**Task instructions**
Turn everything from the line containing "- x-tick-label: 26: [809, 528, 827, 548]" down to the end of the data into a numbered list, skipping any blank lines.

(Recorded data)
● ● ● ●
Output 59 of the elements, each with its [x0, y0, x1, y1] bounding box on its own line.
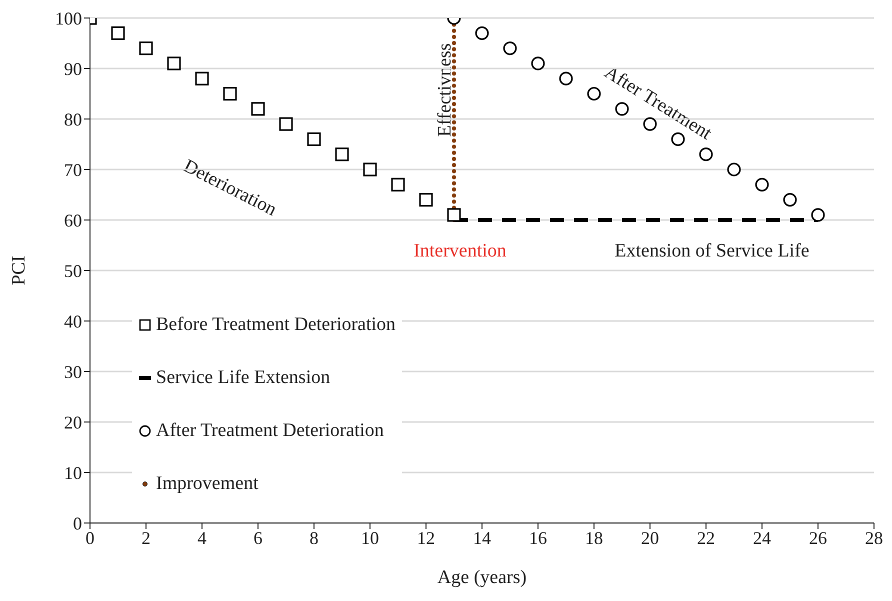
- x-tick-label: 26: [809, 528, 827, 548]
- point: [727, 162, 741, 176]
- y-tick-label: 20: [64, 412, 82, 432]
- annotation: Extension of Service Life: [614, 240, 810, 262]
- x-tick-label: 18: [585, 528, 603, 548]
- point: [559, 72, 573, 86]
- x-tick-label: 14: [473, 528, 491, 548]
- x-axis-title: Age (years): [437, 567, 527, 588]
- point: [307, 132, 321, 146]
- x-tick-label: 22: [697, 528, 715, 548]
- x-tick-label: 8: [310, 528, 318, 548]
- y-tick-label: 100: [55, 8, 82, 28]
- legend-label: Improvement: [156, 472, 258, 494]
- y-tick-label: 50: [64, 260, 82, 281]
- point: [111, 26, 125, 40]
- x-tick-label: 12: [417, 528, 435, 548]
- x-tick-label: 2: [142, 528, 150, 548]
- point: [251, 102, 265, 116]
- y-tick-label: 40: [64, 311, 82, 332]
- x-tick-label: 16: [529, 528, 547, 548]
- legend-label: Before Treatment Deterioration: [156, 314, 396, 336]
- x-tick-label: 24: [753, 528, 771, 548]
- point: [167, 56, 181, 70]
- point: [755, 178, 769, 192]
- x-tick-label: 6: [254, 528, 262, 548]
- y-tick-label: 90: [64, 58, 82, 79]
- y-tick-label: 30: [64, 362, 82, 382]
- y-tick-label: 0: [73, 513, 82, 534]
- point: [587, 86, 601, 101]
- point: [531, 56, 545, 70]
- x-tick-label: 4: [198, 528, 206, 548]
- point: [195, 72, 209, 86]
- point: [223, 86, 237, 101]
- point: [447, 208, 461, 222]
- point: [391, 178, 405, 192]
- point: [475, 26, 489, 40]
- point: [335, 148, 349, 162]
- y-axis-title: PCI: [8, 256, 30, 286]
- y-tick-label: 80: [64, 109, 82, 130]
- point: [139, 42, 153, 56]
- point: [363, 162, 377, 176]
- point: [615, 102, 629, 116]
- point: [279, 117, 293, 131]
- y-tick-label: 10: [64, 462, 82, 483]
- legend-label: Service Life Extension: [156, 366, 330, 388]
- point: [699, 148, 713, 162]
- x-tick-label: 20: [641, 528, 659, 548]
- point: [419, 193, 433, 207]
- y-tick-label: 60: [64, 210, 82, 230]
- x-tick-label: 10: [361, 528, 379, 548]
- point: [811, 208, 825, 222]
- y-tick-label: 70: [64, 160, 82, 180]
- annotation: Effectivness: [434, 43, 456, 137]
- x-tick-label: 28: [865, 528, 883, 548]
- point: [783, 193, 797, 207]
- legend-label: After Treatment Deterioration: [156, 420, 384, 442]
- annotation: Intervention: [414, 240, 507, 262]
- x-tick-label: 0: [86, 528, 94, 548]
- point: [503, 42, 517, 56]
● ● ● ●
**Result of this exercise**
1. - x-tick-label: 26: [809, 528, 827, 548]
2. - point: [727, 162, 741, 176]
3. - y-tick-label: 20: [64, 412, 82, 432]
4. - annotation: Extension of Service Life: [614, 240, 810, 262]
5. - x-tick-label: 18: [585, 528, 603, 548]
6. - point: [559, 72, 573, 86]
7. - x-tick-label: 14: [473, 528, 491, 548]
8. - x-axis-title: Age (years): [437, 567, 527, 588]
9. - point: [307, 132, 321, 146]
10. - x-tick-label: 22: [697, 528, 715, 548]
11. - x-tick-label: 8: [310, 528, 318, 548]
12. - y-tick-label: 100: [55, 8, 82, 28]
13. - legend-label: Improvement: [156, 472, 258, 494]
14. - y-tick-label: 50: [64, 260, 82, 281]
15. - point: [111, 26, 125, 40]
16. - x-tick-label: 12: [417, 528, 435, 548]
17. - x-tick-label: 2: [142, 528, 150, 548]
18. - point: [251, 102, 265, 116]
19. - y-tick-label: 40: [64, 311, 82, 332]
20. - x-tick-label: 16: [529, 528, 547, 548]
21. - legend-label: Before Treatment Deterioration: [156, 314, 396, 336]
22. - x-tick-label: 24: [753, 528, 771, 548]
23. - point: [167, 56, 181, 70]
24. - point: [755, 178, 769, 192]
25. - x-tick-label: 6: [254, 528, 262, 548]
26. - y-tick-label: 90: [64, 58, 82, 79]
27. - y-tick-label: 30: [64, 362, 82, 382]
28. - y-tick-label: 0: [73, 513, 82, 534]
29. - point: [587, 86, 601, 101]
30. - point: [531, 56, 545, 70]
31. - x-tick-label: 4: [198, 528, 206, 548]
32. - point: [195, 72, 209, 86]
33. - point: [223, 86, 237, 101]
34. - point: [447, 208, 461, 222]
35. - point: [391, 178, 405, 192]
36. - point: [475, 26, 489, 40]
37. - point: [335, 148, 349, 162]
38. - y-axis-title: PCI: [8, 256, 30, 286]
39. - y-tick-label: 80: [64, 109, 82, 130]
40. - point: [139, 42, 153, 56]
41. - point: [363, 162, 377, 176]
42. - point: [615, 102, 629, 116]
43. - point: [279, 117, 293, 131]
44. - y-tick-label: 10: [64, 462, 82, 483]
45. - legend-label: Service Life Extension: [156, 366, 330, 388]
46. - point: [699, 148, 713, 162]
47. - x-tick-label: 20: [641, 528, 659, 548]
48. - point: [419, 193, 433, 207]
49. - y-tick-label: 60: [64, 210, 82, 230]
50. - x-tick-label: 10: [361, 528, 379, 548]
51. - point: [811, 208, 825, 222]
52. - y-tick-label: 70: [64, 160, 82, 180]
53. - annotation: Effectivness: [434, 43, 456, 137]
54. - x-tick-label: 28: [865, 528, 883, 548]
55. - point: [783, 193, 797, 207]
56. - legend-label: After Treatment Deterioration: [156, 420, 384, 442]
57. - annotation: Intervention: [414, 240, 507, 262]
58. - x-tick-label: 0: [86, 528, 94, 548]
59. - point: [503, 42, 517, 56]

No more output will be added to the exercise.